**Exercise instructions:**
Extract each line of the records below that contains the word "header".

**Stored data:**
## Start
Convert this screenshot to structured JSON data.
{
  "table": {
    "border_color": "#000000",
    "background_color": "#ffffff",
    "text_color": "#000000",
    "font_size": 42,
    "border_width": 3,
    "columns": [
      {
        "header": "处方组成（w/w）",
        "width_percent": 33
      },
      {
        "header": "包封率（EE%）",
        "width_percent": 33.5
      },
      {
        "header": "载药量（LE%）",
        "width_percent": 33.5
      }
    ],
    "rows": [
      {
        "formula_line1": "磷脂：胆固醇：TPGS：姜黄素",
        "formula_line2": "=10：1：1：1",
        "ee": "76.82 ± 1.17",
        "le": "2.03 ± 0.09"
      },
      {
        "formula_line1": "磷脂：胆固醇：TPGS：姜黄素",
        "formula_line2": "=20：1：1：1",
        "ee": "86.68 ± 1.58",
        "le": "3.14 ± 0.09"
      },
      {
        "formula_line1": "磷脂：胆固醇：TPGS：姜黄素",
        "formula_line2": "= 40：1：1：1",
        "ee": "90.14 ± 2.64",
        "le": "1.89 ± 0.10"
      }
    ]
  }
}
## End
**The solution:**
        "header": "处方组成（w/w）",
        "header": "包封率（EE%）",
        "header": "载药量（LE%）",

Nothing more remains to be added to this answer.